_EXTRACTED MATERIAL_:
==*==
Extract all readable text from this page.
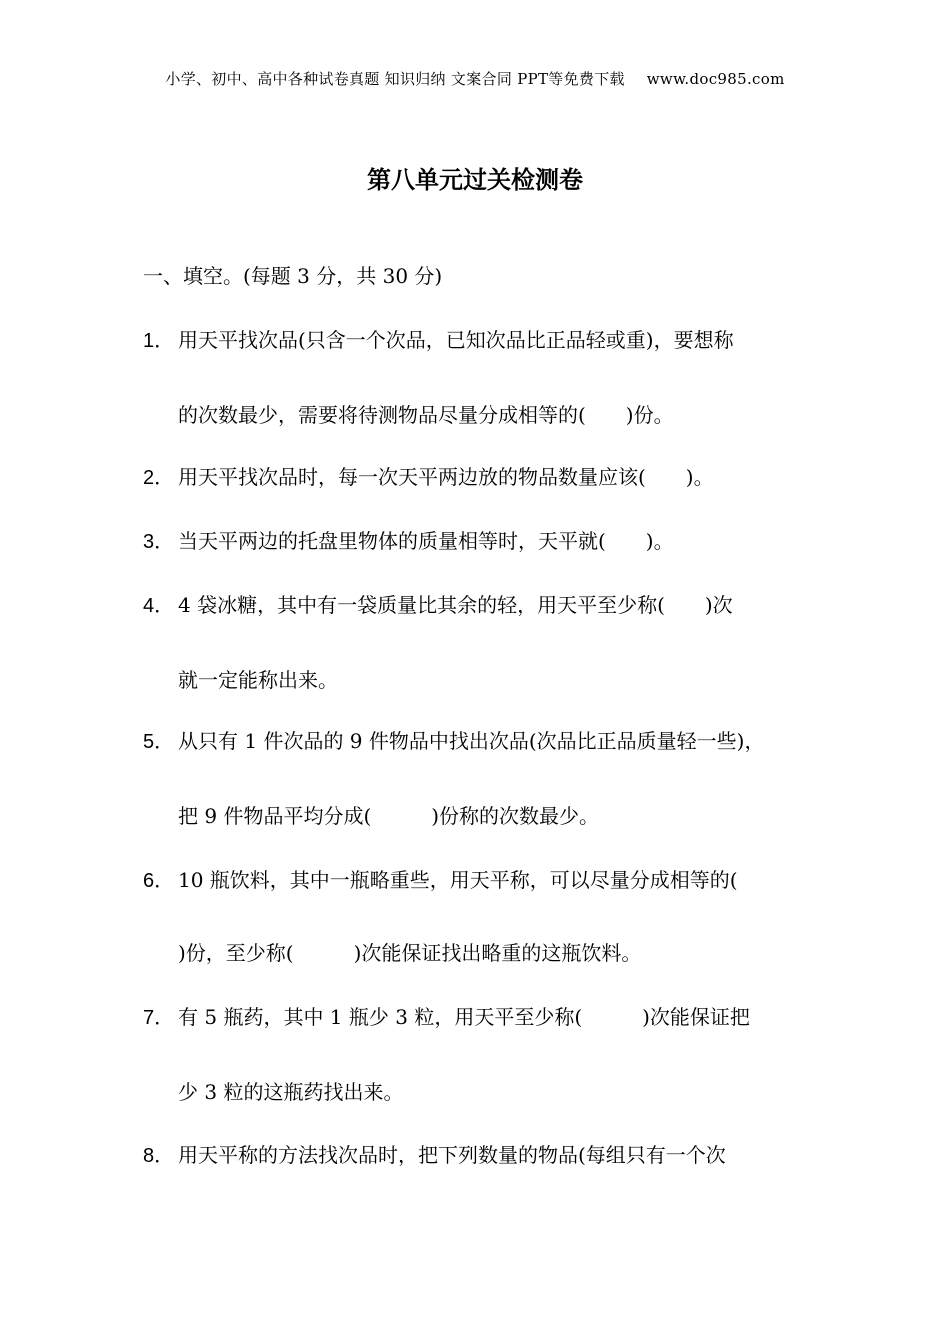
小学、初中、高中各种试卷真题 知识归纳 文案合同 PPT等免费下载 www.doc985.com
第八单元过关检测卷
一、填空。(每题 3 分，共 30 分)
1． 用天平找次品(只含一个次品，已知次品比正品轻或重)，要想称
的次数最少，需要将待测物品尽量分成相等的(　　)份。
2． 用天平找次品时，每一次天平两边放的物品数量应该(　　)。
3． 当天平两边的托盘里物体的质量相等时，天平就(　　)。
4． 4 袋冰糖，其中有一袋质量比其余的轻，用天平至少称(　　)次
就一定能称出来。
5． 从只有 1 件次品的 9 件物品中找出次品(次品比正品质量轻一些)，
把 9 件物品平均分成(　　　)份称的次数最少。
6． 10 瓶饮料，其中一瓶略重些，用天平称，可以尽量分成相等的(
)份，至少称(　　　)次能保证找出略重的这瓶饮料。
7． 有 5 瓶药，其中 1 瓶少 3 粒，用天平至少称(　　　)次能保证把
少 3 粒的这瓶药找出来。
8． 用天平称的方法找次品时，把下列数量的物品(每组只有一个次
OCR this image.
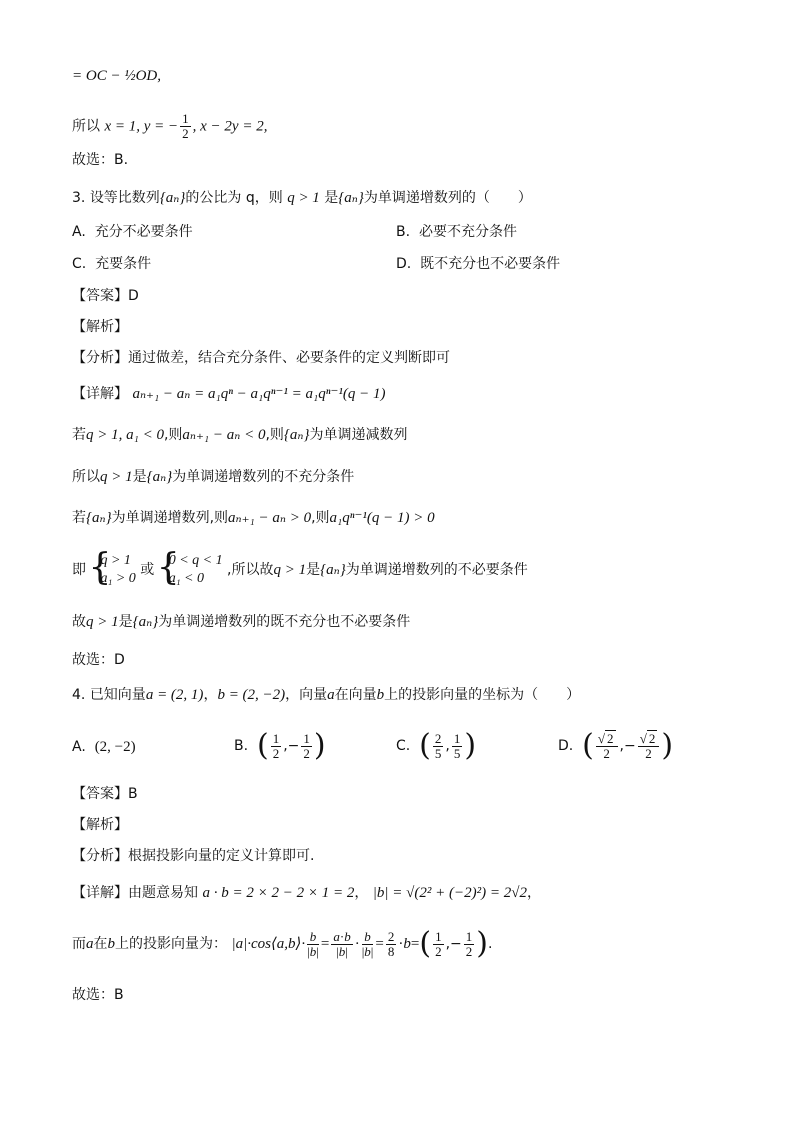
= OC − ½OD,
所以 x = 1, y = − $\frac{1}{2}$ , x − 2y = 2,
故选：B.
3. 设等比数列{aₙ}的公比为 q，则 q > 1 是{aₙ}为单调递增数列的（　　）
A. 充分不必要条件	B. 必要不充分条件
C. 充要条件	D. 既不充分也不必要条件
【答案】D
【解析】
【分析】通过做差，结合充分条件、必要条件的定义判断即可
【详解】 aₙ₊₁ − aₙ = a₁qⁿ − a₁qⁿ⁻¹ = a₁qⁿ⁻¹(q − 1)
若q > 1, a₁ < 0,则aₙ₊₁ − aₙ < 0,则{aₙ}为单调递减数列
所以q > 1是{aₙ}为单调递增数列的不充分条件
若{aₙ}为单调递增数列,则aₙ₊₁ − aₙ > 0,则a₁qⁿ⁻¹(q − 1) > 0
即
{ q > 1
a₁ > 0
或
{ 0 < q < 1
a₁ < 0
,所以故q > 1是{aₙ}为单调递增数列的不必要条件
故q > 1是{aₙ}为单调递增数列的既不充分也不必要条件
故选：D
4. 已知向量a = (2, 1)，b = (2, −2)，向量a在向量b上的投影向量的坐标为（　　）
A. (2, −2)	B. ( $\frac{1}{2}$ ,− $\frac{1}{2}$ )	C. ( $\frac{2}{5}$ , $\frac{1}{5}$ )	D. ( $\frac{√ 2}{2}$ ,− $\frac{√ 2}{2}$ )
【答案】B
【解析】
【分析】根据投影向量的定义计算即可.
【详解】由题意易知 a · b = 2 × 2 − 2 × 1 = 2， |b| = √(2² + (−2)²) = 2√2，
而a在b上的投影向量为： |a|·cos⟨a,b⟩· $\frac{b}{|b|} = \frac{a\cdot b}{|b|} \cdot \frac{b}{|b|} = \frac{2}{8} \cdot b=( \frac{1}{2}$ ,− $\frac{1}{2}$ ).
故选：B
==*==
_PROBLEM DESCRIPTION_:
Extract every line that has the string "用天平至少称" in it.

_THE COMPLETED TASK_:
4． 4 袋冰糖，其中有一袋质量比其余的轻，用天平至少称(　　)次
7． 有 5 瓶药，其中 1 瓶少 3 粒，用天平至少称(　　　)次能保证把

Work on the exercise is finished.